— Start MATERIAL TO PROCESS —

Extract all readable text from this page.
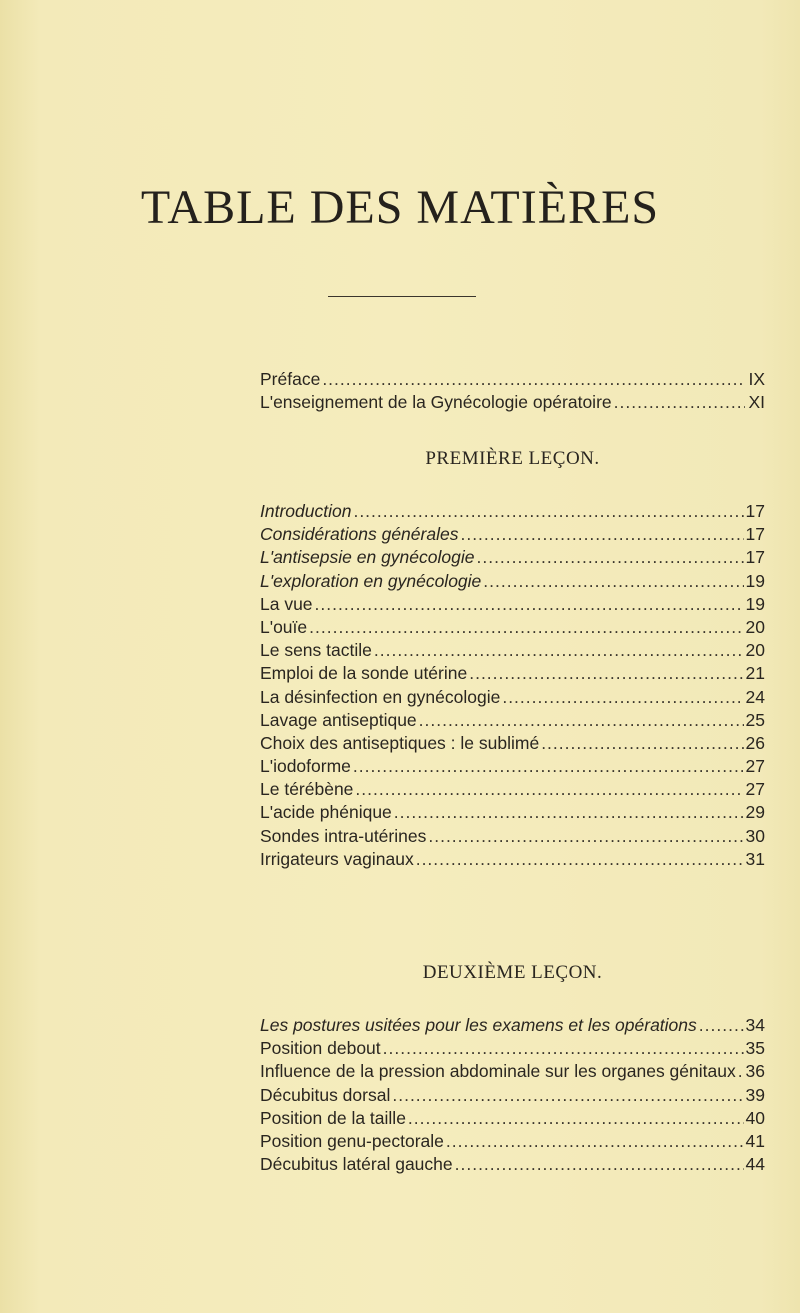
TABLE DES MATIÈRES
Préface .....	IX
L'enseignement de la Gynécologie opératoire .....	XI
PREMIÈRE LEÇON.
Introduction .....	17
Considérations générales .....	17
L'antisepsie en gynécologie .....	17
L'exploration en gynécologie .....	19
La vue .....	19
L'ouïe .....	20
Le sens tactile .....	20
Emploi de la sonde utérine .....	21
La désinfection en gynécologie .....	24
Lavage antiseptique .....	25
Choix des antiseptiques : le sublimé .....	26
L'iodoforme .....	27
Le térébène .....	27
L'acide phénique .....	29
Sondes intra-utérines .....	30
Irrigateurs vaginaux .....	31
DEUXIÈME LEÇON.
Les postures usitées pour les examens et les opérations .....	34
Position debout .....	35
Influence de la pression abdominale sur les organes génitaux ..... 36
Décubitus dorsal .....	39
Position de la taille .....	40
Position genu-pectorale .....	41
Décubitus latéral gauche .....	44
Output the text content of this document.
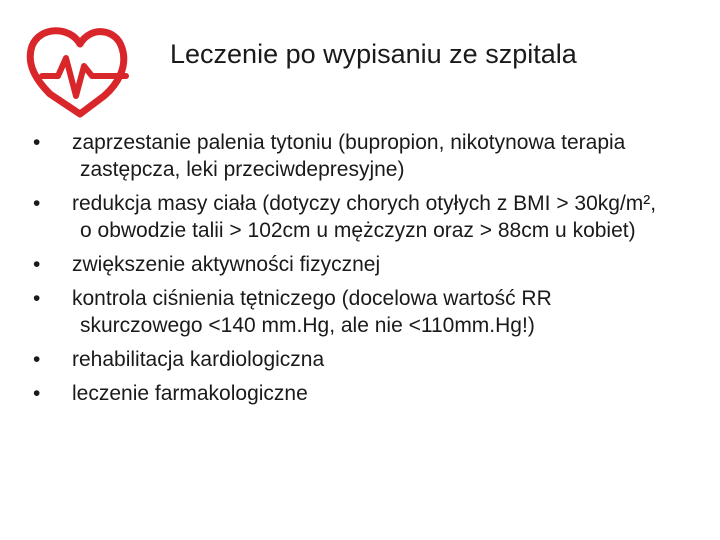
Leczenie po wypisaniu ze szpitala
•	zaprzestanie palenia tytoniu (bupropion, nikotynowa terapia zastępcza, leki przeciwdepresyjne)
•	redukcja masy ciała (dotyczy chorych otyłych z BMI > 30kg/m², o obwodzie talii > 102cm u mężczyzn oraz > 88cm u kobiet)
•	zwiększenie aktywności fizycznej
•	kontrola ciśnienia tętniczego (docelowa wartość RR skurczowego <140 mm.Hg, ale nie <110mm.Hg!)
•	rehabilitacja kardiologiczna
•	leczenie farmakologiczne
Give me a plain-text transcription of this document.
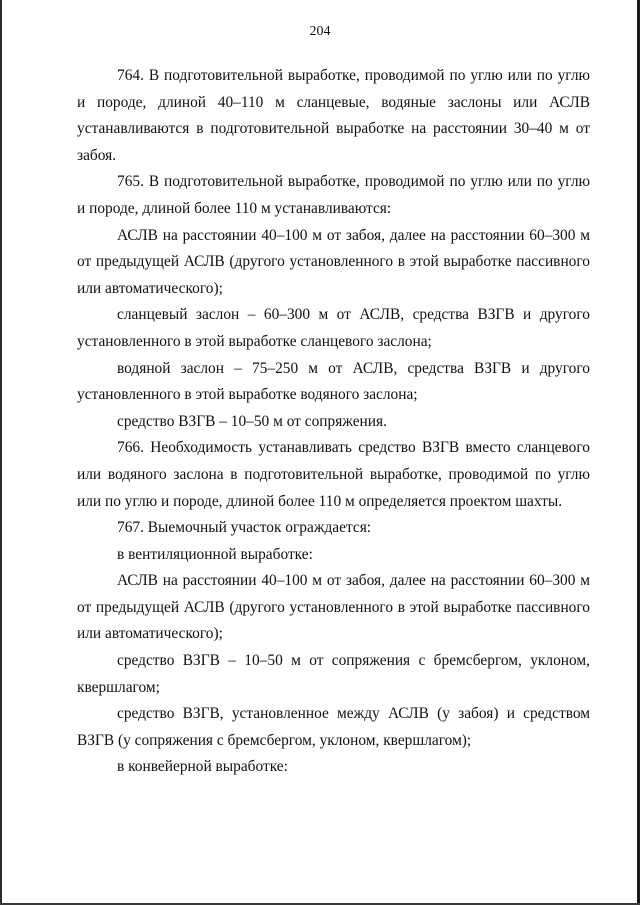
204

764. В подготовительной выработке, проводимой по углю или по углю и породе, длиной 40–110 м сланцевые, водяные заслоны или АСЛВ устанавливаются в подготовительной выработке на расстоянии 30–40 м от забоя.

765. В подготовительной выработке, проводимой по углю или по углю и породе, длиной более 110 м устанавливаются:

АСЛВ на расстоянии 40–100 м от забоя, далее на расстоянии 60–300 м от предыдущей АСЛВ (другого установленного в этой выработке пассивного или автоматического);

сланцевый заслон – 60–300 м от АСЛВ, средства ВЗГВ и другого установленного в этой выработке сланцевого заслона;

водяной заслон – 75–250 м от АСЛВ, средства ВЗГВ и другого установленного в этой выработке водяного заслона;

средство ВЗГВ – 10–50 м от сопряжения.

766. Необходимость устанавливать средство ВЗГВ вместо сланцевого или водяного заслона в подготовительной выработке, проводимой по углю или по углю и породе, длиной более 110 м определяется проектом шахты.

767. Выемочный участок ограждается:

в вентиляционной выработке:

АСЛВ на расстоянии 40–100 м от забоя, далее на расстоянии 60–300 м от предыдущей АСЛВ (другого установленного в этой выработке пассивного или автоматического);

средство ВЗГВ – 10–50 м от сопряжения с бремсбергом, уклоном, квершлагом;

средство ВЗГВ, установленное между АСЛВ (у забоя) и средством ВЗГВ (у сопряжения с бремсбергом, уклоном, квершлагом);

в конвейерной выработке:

— End MATERIAL TO PROCESS —

_STATED GOAL_. Copy each line of the records containing the string "Position".

_TASK SOLUTION_.
Position debout .....	35
Position de la taille .....	40
Position genu-pectorale .....	41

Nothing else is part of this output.